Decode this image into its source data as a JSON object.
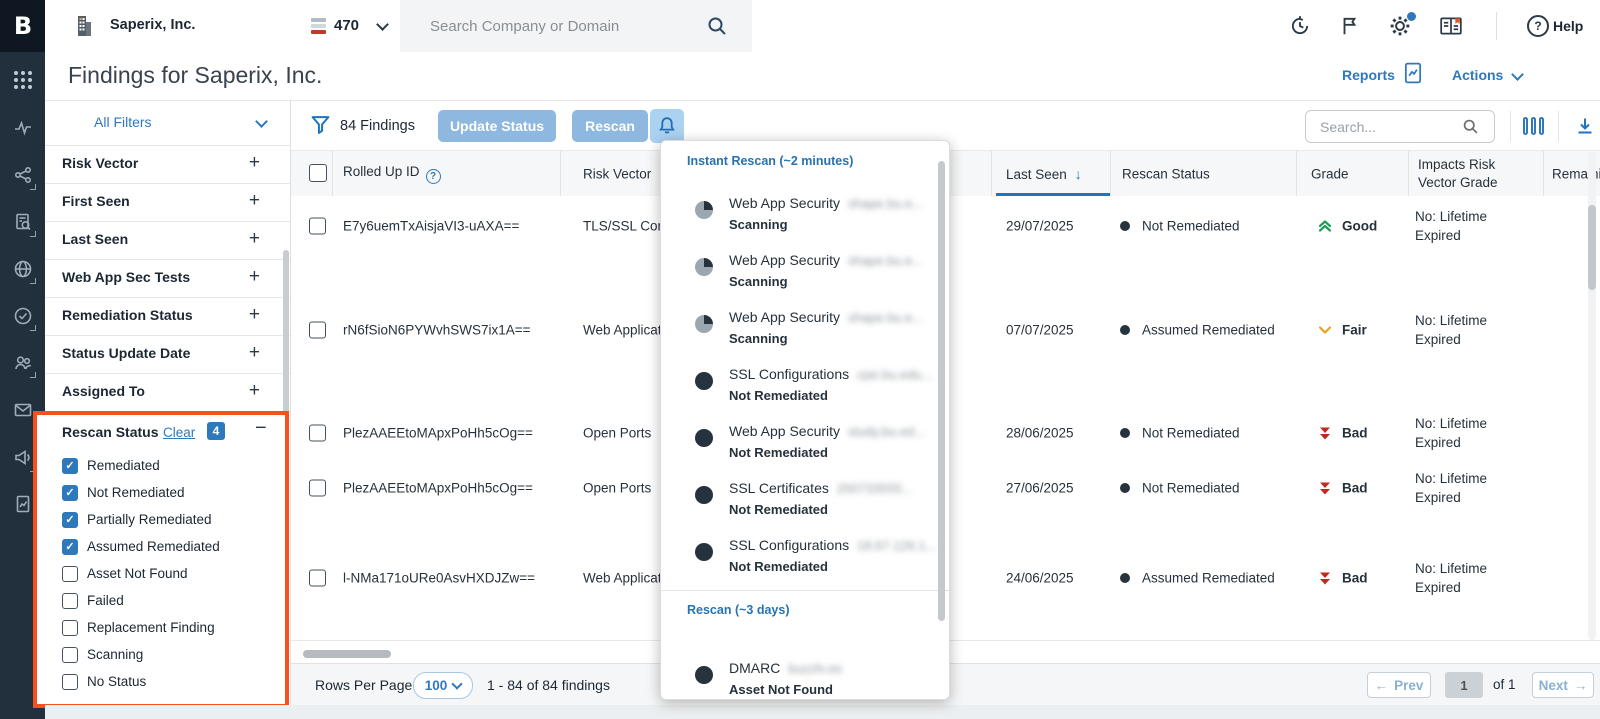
{
  "topbar": {
    "company": "Saperix, Inc.",
    "rating": "470",
    "search_placeholder": "Search Company or Domain",
    "help_label": "Help"
  },
  "page": {
    "title": "Findings for Saperix, Inc.",
    "reports_label": "Reports",
    "actions_label": "Actions"
  },
  "filters": {
    "all_filters_label": "All Filters",
    "sections": [
      "Risk Vector",
      "First Seen",
      "Last Seen",
      "Web App Sec Tests",
      "Remediation Status",
      "Status Update Date",
      "Assigned To"
    ],
    "rescan_status": {
      "title": "Rescan Status",
      "clear_label": "Clear",
      "selected_count": "4",
      "options": [
        {
          "label": "Remediated",
          "checked": true
        },
        {
          "label": "Not Remediated",
          "checked": true
        },
        {
          "label": "Partially Remediated",
          "checked": true
        },
        {
          "label": "Assumed Remediated",
          "checked": true
        },
        {
          "label": "Asset Not Found",
          "checked": false
        },
        {
          "label": "Failed",
          "checked": false
        },
        {
          "label": "Replacement Finding",
          "checked": false
        },
        {
          "label": "Scanning",
          "checked": false
        },
        {
          "label": "No Status",
          "checked": false
        }
      ]
    }
  },
  "toolbar": {
    "findings_count": "84 Findings",
    "update_status_label": "Update Status",
    "rescan_label": "Rescan",
    "search_placeholder": "Search..."
  },
  "table": {
    "headers": {
      "rolled_up_id": "Rolled Up ID",
      "risk_vector": "Risk Vector",
      "last_seen": "Last Seen",
      "rescan_status": "Rescan Status",
      "grade": "Grade",
      "impacts": "Impacts Risk Vector Grade",
      "remaining": "Remaining"
    },
    "rows": [
      {
        "id": "E7y6uemTxAisjaVI3-uAXA==",
        "risk_vector": "TLS/SSL Configurations",
        "last_seen": "29/07/2025",
        "rescan_status": "Not Remediated",
        "grade": "Good",
        "grade_type": "good",
        "impacts": "No: Lifetime Expired"
      },
      {
        "id": "rN6fSioN6PYWvhSWS7ix1A==",
        "risk_vector": "Web Application Headers",
        "last_seen": "07/07/2025",
        "rescan_status": "Assumed Remediated",
        "grade": "Fair",
        "grade_type": "fair",
        "impacts": "No: Lifetime Expired"
      },
      {
        "id": "PlezAAEEtoMApxPoHh5cOg==",
        "risk_vector": "Open Ports",
        "last_seen": "28/06/2025",
        "rescan_status": "Not Remediated",
        "grade": "Bad",
        "grade_type": "bad",
        "impacts": "No: Lifetime Expired"
      },
      {
        "id": "PlezAAEEtoMApxPoHh5cOg==",
        "risk_vector": "Open Ports",
        "last_seen": "27/06/2025",
        "rescan_status": "Not Remediated",
        "grade": "Bad",
        "grade_type": "bad",
        "impacts": "No: Lifetime Expired"
      },
      {
        "id": "l-NMa171oURe0AsvHXDJZw==",
        "risk_vector": "Web Application Headers",
        "last_seen": "24/06/2025",
        "rescan_status": "Assumed Remediated",
        "grade": "Bad",
        "grade_type": "bad",
        "impacts": "No: Lifetime Expired"
      }
    ]
  },
  "rescan_panel": {
    "instant_header": "Instant Rescan (~2 minutes)",
    "instant_items": [
      {
        "title": "Web App Security",
        "value": "shape.bu.e...",
        "status": "Scanning",
        "icon": "scanning"
      },
      {
        "title": "Web App Security",
        "value": "shape.bu.e...",
        "status": "Scanning",
        "icon": "scanning"
      },
      {
        "title": "Web App Security",
        "value": "shape.bu.e...",
        "status": "Scanning",
        "icon": "scanning"
      },
      {
        "title": "SSL Configurations",
        "value": "cpe.bu.edu...",
        "status": "Not Remediated",
        "icon": "solid"
      },
      {
        "title": "Web App Security",
        "value": "study.bu.ed...",
        "status": "Not Remediated",
        "icon": "solid"
      },
      {
        "title": "SSL Certificates",
        "value": "200733555...",
        "status": "Not Remediated",
        "icon": "solid"
      },
      {
        "title": "SSL Configurations",
        "value": "18.67.126.1...",
        "status": "Not Remediated",
        "icon": "solid"
      }
    ],
    "delayed_header": "Rescan (~3 days)",
    "delayed_items": [
      {
        "title": "DMARC",
        "value": "buzzfv.es",
        "status": "Asset Not Found",
        "icon": "solid"
      }
    ]
  },
  "footer": {
    "rows_per_page_label": "Rows Per Page",
    "rows_per_page_value": "100",
    "range_text": "1 - 84 of 84 findings",
    "prev_label": "Prev",
    "page_number": "1",
    "of_label": "of 1",
    "next_label": "Next"
  },
  "colors": {
    "accent_blue": "#2e78bc",
    "orange_highlight": "#f4511e",
    "grade_good": "#1f9d57",
    "grade_fair": "#e8a21d",
    "grade_bad": "#c1281e",
    "rail_background": "#22303e"
  }
}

* [Instructions to follow] Write out all the entries word for word, but skip any images.

* [Response for this exercise]
Decode this image into its source data as a JSON object.
{
  "topbar": {
    "company": "Saperix, Inc.",
    "rating": "470",
    "search_placeholder": "Search Company or Domain",
    "help_label": "Help"
  },
  "page": {
    "title": "Findings for Saperix, Inc.",
    "reports_label": "Reports",
    "actions_label": "Actions"
  },
  "filters": {
    "all_filters_label": "All Filters",
    "sections": [
      "Risk Vector",
      "First Seen",
      "Last Seen",
      "Web App Sec Tests",
      "Remediation Status",
      "Status Update Date",
      "Assigned To"
    ],
    "rescan_status": {
      "title": "Rescan Status",
      "clear_label": "Clear",
      "selected_count": "4",
      "options": [
        {
          "label": "Remediated",
          "checked": true
        },
        {
          "label": "Not Remediated",
          "checked": true
        },
        {
          "label": "Partially Remediated",
          "checked": true
        },
        {
          "label": "Assumed Remediated",
          "checked": true
        },
        {
          "label": "Asset Not Found",
          "checked": false
        },
        {
          "label": "Failed",
          "checked": false
        },
        {
          "label": "Replacement Finding",
          "checked": false
        },
        {
          "label": "Scanning",
          "checked": false
        },
        {
          "label": "No Status",
          "checked": false
        }
      ]
    }
  },
  "toolbar": {
    "findings_count": "84 Findings",
    "update_status_label": "Update Status",
    "rescan_label": "Rescan",
    "search_placeholder": "Search..."
  },
  "table": {
    "headers": {
      "rolled_up_id": "Rolled Up ID",
      "risk_vector": "Risk Vector",
      "last_seen": "Last Seen",
      "rescan_status": "Rescan Status",
      "grade": "Grade",
      "impacts": "Impacts Risk Vector Grade",
      "remaining": "Remaining"
    },
    "rows": [
      {
        "id": "E7y6uemTxAisjaVI3-uAXA==",
        "risk_vector": "TLS/SSL Configurations",
        "last_seen": "29/07/2025",
        "rescan_status": "Not Remediated",
        "grade": "Good",
        "grade_type": "good",
        "impacts": "No: Lifetime Expired"
      },
      {
        "id": "rN6fSioN6PYWvhSWS7ix1A==",
        "risk_vector": "Web Application Headers",
        "last_seen": "07/07/2025",
        "rescan_status": "Assumed Remediated",
        "grade": "Fair",
        "grade_type": "fair",
        "impacts": "No: Lifetime Expired"
      },
      {
        "id": "PlezAAEEtoMApxPoHh5cOg==",
        "risk_vector": "Open Ports",
        "last_seen": "28/06/2025",
        "rescan_status": "Not Remediated",
        "grade": "Bad",
        "grade_type": "bad",
        "impacts": "No: Lifetime Expired"
      },
      {
        "id": "PlezAAEEtoMApxPoHh5cOg==",
        "risk_vector": "Open Ports",
        "last_seen": "27/06/2025",
        "rescan_status": "Not Remediated",
        "grade": "Bad",
        "grade_type": "bad",
        "impacts": "No: Lifetime Expired"
      },
      {
        "id": "l-NMa171oURe0AsvHXDJZw==",
        "risk_vector": "Web Application Headers",
        "last_seen": "24/06/2025",
        "rescan_status": "Assumed Remediated",
        "grade": "Bad",
        "grade_type": "bad",
        "impacts": "No: Lifetime Expired"
      }
    ]
  },
  "rescan_panel": {
    "instant_header": "Instant Rescan (~2 minutes)",
    "instant_items": [
      {
        "title": "Web App Security",
        "value": "shape.bu.e...",
        "status": "Scanning",
        "icon": "scanning"
      },
      {
        "title": "Web App Security",
        "value": "shape.bu.e...",
        "status": "Scanning",
        "icon": "scanning"
      },
      {
        "title": "Web App Security",
        "value": "shape.bu.e...",
        "status": "Scanning",
        "icon": "scanning"
      },
      {
        "title": "SSL Configurations",
        "value": "cpe.bu.edu...",
        "status": "Not Remediated",
        "icon": "solid"
      },
      {
        "title": "Web App Security",
        "value": "study.bu.ed...",
        "status": "Not Remediated",
        "icon": "solid"
      },
      {
        "title": "SSL Certificates",
        "value": "200733555...",
        "status": "Not Remediated",
        "icon": "solid"
      },
      {
        "title": "SSL Configurations",
        "value": "18.67.126.1...",
        "status": "Not Remediated",
        "icon": "solid"
      }
    ],
    "delayed_header": "Rescan (~3 days)",
    "delayed_items": [
      {
        "title": "DMARC",
        "value": "buzzfv.es",
        "status": "Asset Not Found",
        "icon": "solid"
      }
    ]
  },
  "footer": {
    "rows_per_page_label": "Rows Per Page",
    "rows_per_page_value": "100",
    "range_text": "1 - 84 of 84 findings",
    "prev_label": "Prev",
    "page_number": "1",
    "of_label": "of 1",
    "next_label": "Next"
  },
  "colors": {
    "accent_blue": "#2e78bc",
    "orange_highlight": "#f4511e",
    "grade_good": "#1f9d57",
    "grade_fair": "#e8a21d",
    "grade_bad": "#c1281e",
    "rail_background": "#22303e"
  }
}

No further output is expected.